* Task instructions *
Your task is to transcribe the records exactly, skipping every image.

* Data provided *
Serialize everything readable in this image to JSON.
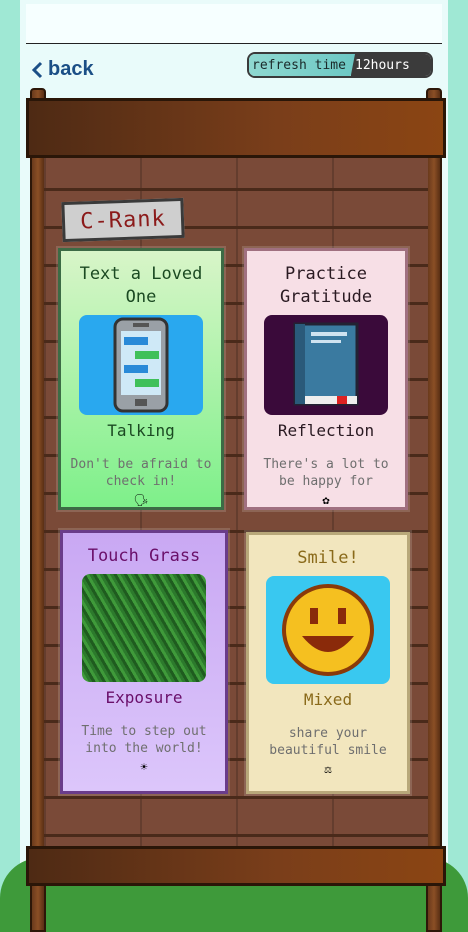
{
  "header": {
    "back_label": "back",
    "refresh_label": "refresh time",
    "refresh_value": "12hours"
  },
  "rank_label": "C-Rank",
  "cards": [
    {
      "title": "Text a Loved One",
      "category": "Talking",
      "description": "Don't be afraid to check in!",
      "icon": "speaking-icon",
      "art": "phone-chat-icon"
    },
    {
      "title": "Practice Gratitude",
      "category": "Reflection",
      "description": "There's a lot to be happy for",
      "icon": "flower-icon",
      "art": "book-icon"
    },
    {
      "title": "Touch Grass",
      "category": "Exposure",
      "description": "Time to step out into the world!",
      "icon": "sun-icon",
      "art": "grass-image"
    },
    {
      "title": "Smile!",
      "category": "Mixed",
      "description": "share your beautiful smile",
      "icon": "scales-icon",
      "art": "smiley-face-icon"
    }
  ],
  "colors": {
    "accent": "#1b4f86",
    "rank_text": "#8b1a1a",
    "grass": "#3e9a3a"
  }
}
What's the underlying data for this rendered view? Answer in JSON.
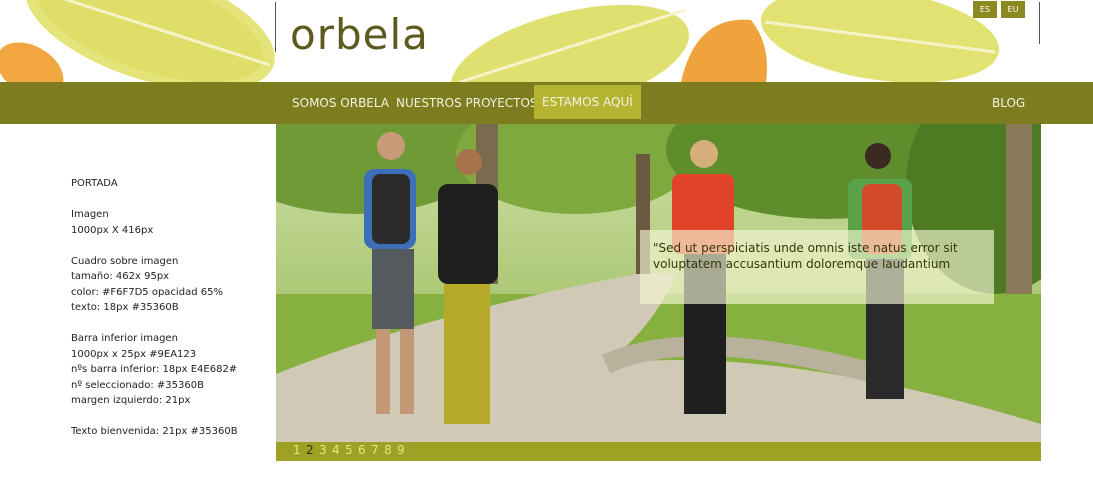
{
  "brand": {
    "logo_text": "orbela"
  },
  "languages": [
    {
      "label": "ES"
    },
    {
      "label": "EU"
    }
  ],
  "nav": {
    "items": [
      {
        "label": "SOMOS ORBELA"
      },
      {
        "label": "NUESTROS PROYECTOS"
      },
      {
        "label": "ESTAMOS AQUÍ"
      }
    ],
    "selected_index": 2,
    "blog_label": "BLOG"
  },
  "spec": {
    "portada": "PORTADA",
    "imagen_title": "Imagen",
    "imagen_size": "1000px X 416px",
    "cuadro_title": "Cuadro sobre imagen",
    "cuadro_size": "tamaño: 462x 95px",
    "cuadro_color": "color: #F6F7D5  opacidad 65%",
    "cuadro_text": "texto: 18px  #35360B",
    "barra_title": "Barra inferior imagen",
    "barra_size": "1000px x 25px #9EA123",
    "barra_nums": "nºs barra inferior: 18px  E4E682#",
    "barra_selected": "nº seleccionado: #35360B",
    "barra_margin": "margen izquierdo: 21px",
    "bienvenida": "Texto bienvenida: 21px #35360B"
  },
  "hero": {
    "quote": "\"Sed ut perspiciatis unde omnis iste natus error sit voluptatem accusantium doloremque laudantium",
    "overlay_color": "#F6F7D5",
    "overlay_opacity": 0.65
  },
  "pager": {
    "numbers": [
      "1",
      "2",
      "3",
      "4",
      "5",
      "6",
      "7",
      "8",
      "9"
    ],
    "selected_index": 1,
    "bar_color": "#9EA123",
    "num_color": "#E4E682",
    "selected_color": "#35360B"
  }
}
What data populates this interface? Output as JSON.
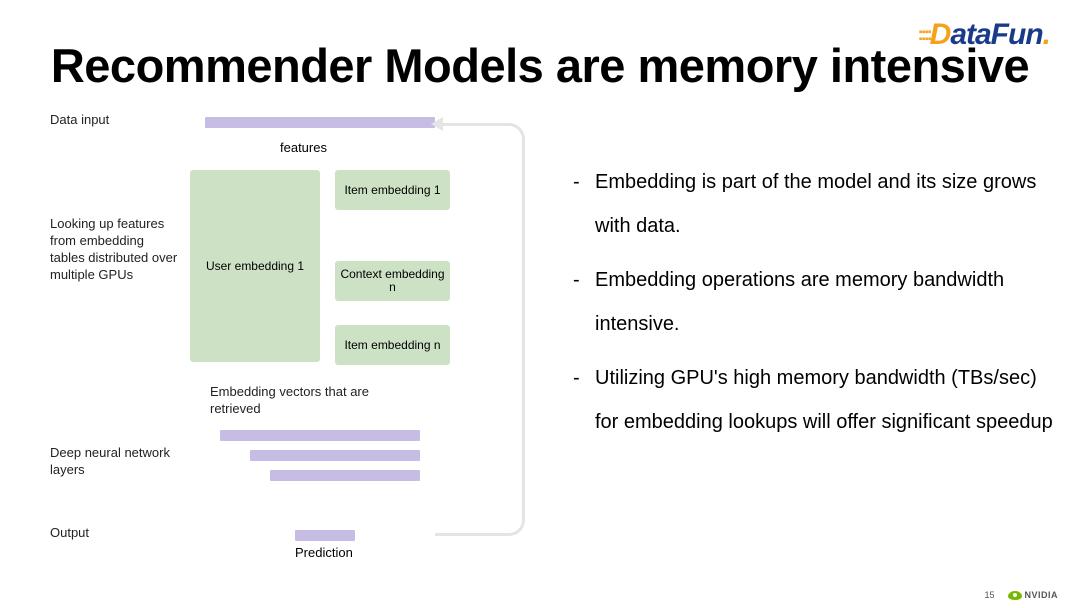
{
  "branding": {
    "datafun_dots": "::::",
    "datafun_d": "D",
    "datafun_rest": "ataFun",
    "datafun_period": "."
  },
  "title": "Recommender Models are memory intensive",
  "diagram": {
    "labels": {
      "data_input": "Data input",
      "lookup": "Looking up features from embedding tables distributed over multiple GPUs",
      "retrieved": "Embedding vectors that are retrieved",
      "dnn": "Deep neural network layers",
      "output": "Output",
      "features": "features",
      "prediction": "Prediction"
    },
    "embeddings": {
      "user": "User embedding 1",
      "item1": "Item embedding 1",
      "contextn": "Context embedding n",
      "itemn": "Item embedding n"
    }
  },
  "bullets": [
    "Embedding is part of the model and its size grows with data.",
    "Embedding operations are memory bandwidth intensive.",
    "Utilizing GPU's high memory bandwidth (TBs/sec) for embedding lookups will offer significant speedup"
  ],
  "footer": {
    "page": "15",
    "brand": "NVIDIA"
  }
}
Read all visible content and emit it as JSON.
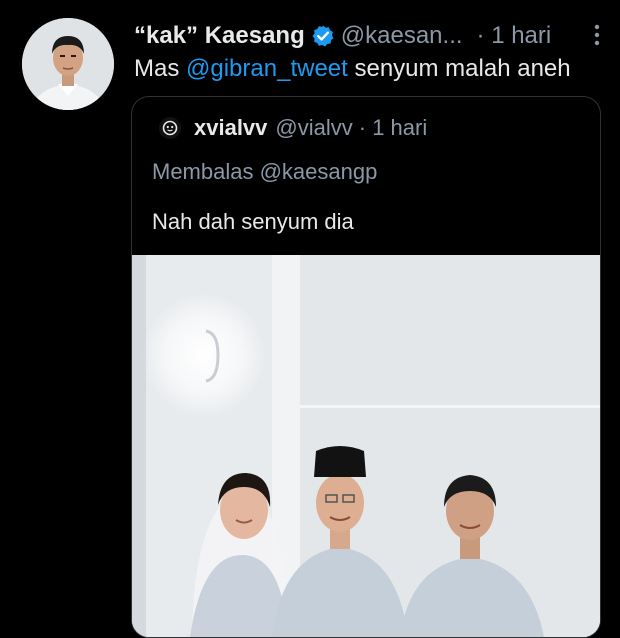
{
  "tweet": {
    "author_name": "“kak” Kaesang",
    "author_handle": "@kaesan...",
    "time": "· 1 hari",
    "text_prefix": "Mas ",
    "mention": "@gibran_tweet",
    "text_suffix": " senyum malah aneh"
  },
  "quoted": {
    "author_name": "xvialvv",
    "author_handle": "@vialvv",
    "time": "· 1 hari",
    "reply_to": "Membalas @kaesangp",
    "text": "Nah dah senyum dia"
  },
  "colors": {
    "background": "#000000",
    "text": "#e7e9ea",
    "secondary": "#8b98a5",
    "link": "#1d9bf0",
    "verified_badge": "#1d9bf0",
    "border": "#2f3336"
  },
  "icons": {
    "verified": "verified-badge-icon",
    "more": "more-vertical-icon"
  }
}
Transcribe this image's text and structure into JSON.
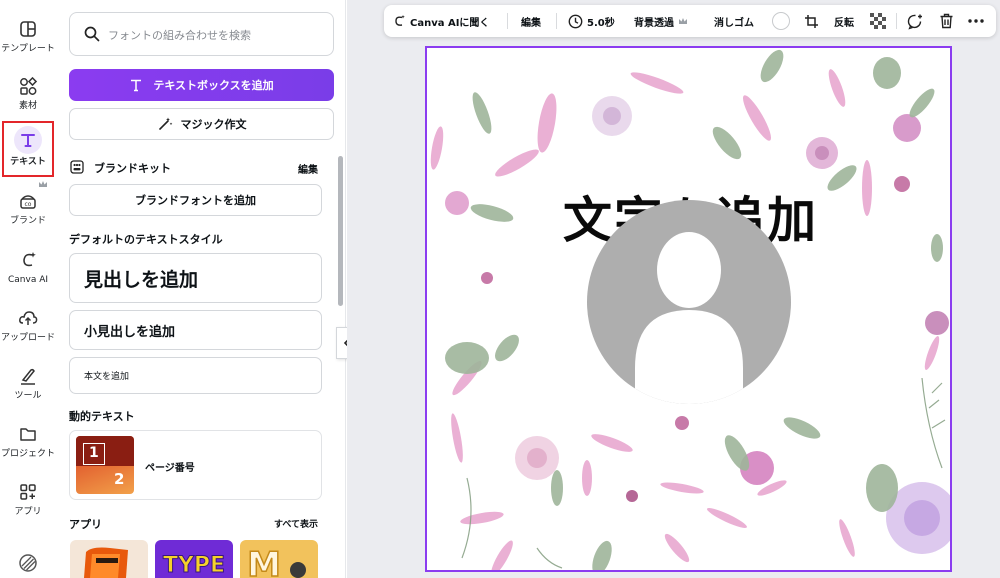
{
  "rail": {
    "items": [
      {
        "label": "テンプレート",
        "icon": "template-icon"
      },
      {
        "label": "素材",
        "icon": "elements-icon"
      },
      {
        "label": "テキスト",
        "icon": "text-icon"
      },
      {
        "label": "ブランド",
        "icon": "brand-icon"
      },
      {
        "label": "Canva AI",
        "icon": "canva-ai-icon"
      },
      {
        "label": "アップロード",
        "icon": "upload-icon"
      },
      {
        "label": "ツール",
        "icon": "tools-icon"
      },
      {
        "label": "プロジェクト",
        "icon": "folder-icon"
      },
      {
        "label": "アプリ",
        "icon": "apps-icon"
      }
    ],
    "active_index": 2
  },
  "panel": {
    "search_placeholder": "フォントの組み合わせを検索",
    "add_textbox": "テキストボックスを追加",
    "magic_write": "マジック作文",
    "brand_kit": "ブランドキット",
    "brand_edit": "編集",
    "add_brand_font": "ブランドフォントを追加",
    "default_styles": "デフォルトのテキストスタイル",
    "add_heading": "見出しを追加",
    "add_subheading": "小見出しを追加",
    "add_body": "本文を追加",
    "dynamic_text": "動的テキスト",
    "page_number": "ページ番号",
    "page_thumb_nums": [
      "1",
      "2"
    ],
    "apps": "アプリ",
    "show_all": "すべて表示"
  },
  "toolbar": {
    "canva_ai": "Canva AIに聞く",
    "edit": "編集",
    "duration": "5.0秒",
    "bg_remove": "背景透過",
    "eraser": "消しゴム",
    "flip": "反転"
  },
  "canvas": {
    "headline": "文字を追加"
  },
  "colors": {
    "accent": "#8b3cf0",
    "active_border": "#e3262a",
    "workspace_bg": "#ebecf0",
    "avatar_gray": "#aeaeae"
  }
}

* Exercise answer *
Serialize everything readable in this image to JSON.
{
  "header": {
    "back_label": "back",
    "refresh_label": "refresh time",
    "refresh_value": "12hours"
  },
  "rank_label": "C-Rank",
  "cards": [
    {
      "title": "Text a Loved One",
      "category": "Talking",
      "description": "Don't be afraid to check in!",
      "icon": "speaking-icon",
      "art": "phone-chat-icon"
    },
    {
      "title": "Practice Gratitude",
      "category": "Reflection",
      "description": "There's a lot to be happy for",
      "icon": "flower-icon",
      "art": "book-icon"
    },
    {
      "title": "Touch Grass",
      "category": "Exposure",
      "description": "Time to step out into the world!",
      "icon": "sun-icon",
      "art": "grass-image"
    },
    {
      "title": "Smile!",
      "category": "Mixed",
      "description": "share your beautiful smile",
      "icon": "scales-icon",
      "art": "smiley-face-icon"
    }
  ],
  "colors": {
    "accent": "#1b4f86",
    "rank_text": "#8b1a1a",
    "grass": "#3e9a3a"
  }
}
What's the underlying data for this rendered view? Answer in JSON.
{
  "brand": {
    "logo_text": "orbela"
  },
  "languages": [
    {
      "label": "ES"
    },
    {
      "label": "EU"
    }
  ],
  "nav": {
    "items": [
      {
        "label": "SOMOS ORBELA"
      },
      {
        "label": "NUESTROS PROYECTOS"
      },
      {
        "label": "ESTAMOS AQUÍ"
      }
    ],
    "selected_index": 2,
    "blog_label": "BLOG"
  },
  "spec": {
    "portada": "PORTADA",
    "imagen_title": "Imagen",
    "imagen_size": "1000px X 416px",
    "cuadro_title": "Cuadro sobre imagen",
    "cuadro_size": "tamaño: 462x 95px",
    "cuadro_color": "color: #F6F7D5  opacidad 65%",
    "cuadro_text": "texto: 18px  #35360B",
    "barra_title": "Barra inferior imagen",
    "barra_size": "1000px x 25px #9EA123",
    "barra_nums": "nºs barra inferior: 18px  E4E682#",
    "barra_selected": "nº seleccionado: #35360B",
    "barra_margin": "margen izquierdo: 21px",
    "bienvenida": "Texto bienvenida: 21px #35360B"
  },
  "hero": {
    "quote": "\"Sed ut perspiciatis unde omnis iste natus error sit voluptatem accusantium doloremque laudantium",
    "overlay_color": "#F6F7D5",
    "overlay_opacity": 0.65
  },
  "pager": {
    "numbers": [
      "1",
      "2",
      "3",
      "4",
      "5",
      "6",
      "7",
      "8",
      "9"
    ],
    "selected_index": 1,
    "bar_color": "#9EA123",
    "num_color": "#E4E682",
    "selected_color": "#35360B"
  }
}
What data populates this interface? Output as JSON.
{
  "branding": {
    "datafun_dots": "::::",
    "datafun_d": "D",
    "datafun_rest": "ataFun",
    "datafun_period": "."
  },
  "title": "Recommender Models are memory intensive",
  "diagram": {
    "labels": {
      "data_input": "Data input",
      "lookup": "Looking up features from embedding tables distributed over multiple GPUs",
      "retrieved": "Embedding vectors that are retrieved",
      "dnn": "Deep neural network layers",
      "output": "Output",
      "features": "features",
      "prediction": "Prediction"
    },
    "embeddings": {
      "user": "User embedding 1",
      "item1": "Item embedding 1",
      "contextn": "Context embedding n",
      "itemn": "Item embedding n"
    }
  },
  "bullets": [
    "Embedding is part of the model and its size grows with data.",
    "Embedding operations are memory bandwidth intensive.",
    "Utilizing GPU's high memory bandwidth (TBs/sec) for embedding lookups will offer significant speedup"
  ],
  "footer": {
    "page": "15",
    "brand": "NVIDIA"
  }
}
Read all visible content and emit it as JSON.
{
  "tweet": {
    "author_name": "“kak” Kaesang",
    "author_handle": "@kaesan...",
    "time": "· 1 hari",
    "text_prefix": "Mas ",
    "mention": "@gibran_tweet",
    "text_suffix": " senyum malah aneh"
  },
  "quoted": {
    "author_name": "xvialvv",
    "author_handle": "@vialvv",
    "time": "· 1 hari",
    "reply_to": "Membalas @kaesangp",
    "text": "Nah dah senyum dia"
  },
  "colors": {
    "background": "#000000",
    "text": "#e7e9ea",
    "secondary": "#8b98a5",
    "link": "#1d9bf0",
    "verified_badge": "#1d9bf0",
    "border": "#2f3336"
  },
  "icons": {
    "verified": "verified-badge-icon",
    "more": "more-vertical-icon"
  }
}
Transcribe this image's text and structure into JSON.
{
  "rail": {
    "items": [
      {
        "label": "テンプレート",
        "icon": "template-icon"
      },
      {
        "label": "素材",
        "icon": "elements-icon"
      },
      {
        "label": "テキスト",
        "icon": "text-icon"
      },
      {
        "label": "ブランド",
        "icon": "brand-icon"
      },
      {
        "label": "Canva AI",
        "icon": "canva-ai-icon"
      },
      {
        "label": "アップロード",
        "icon": "upload-icon"
      },
      {
        "label": "ツール",
        "icon": "tools-icon"
      },
      {
        "label": "プロジェクト",
        "icon": "folder-icon"
      },
      {
        "label": "アプリ",
        "icon": "apps-icon"
      }
    ],
    "active_index": 2
  },
  "panel": {
    "search_placeholder": "フォントの組み合わせを検索",
    "add_textbox": "テキストボックスを追加",
    "magic_write": "マジック作文",
    "brand_kit": "ブランドキット",
    "brand_edit": "編集",
    "add_brand_font": "ブランドフォントを追加",
    "default_styles": "デフォルトのテキストスタイル",
    "add_heading": "見出しを追加",
    "add_subheading": "小見出しを追加",
    "add_body": "本文を追加",
    "dynamic_text": "動的テキスト",
    "page_number": "ページ番号",
    "page_thumb_nums": [
      "1",
      "2"
    ],
    "apps": "アプリ",
    "show_all": "すべて表示"
  },
  "toolbar": {
    "canva_ai": "Canva AIに聞く",
    "edit": "編集",
    "duration": "5.0秒",
    "bg_remove": "背景透過",
    "eraser": "消しゴム",
    "flip": "反転"
  },
  "canvas": {
    "headline": "文字を追加"
  },
  "colors": {
    "accent": "#8b3cf0",
    "active_border": "#e3262a",
    "workspace_bg": "#ebecf0",
    "avatar_gray": "#aeaeae"
  }
}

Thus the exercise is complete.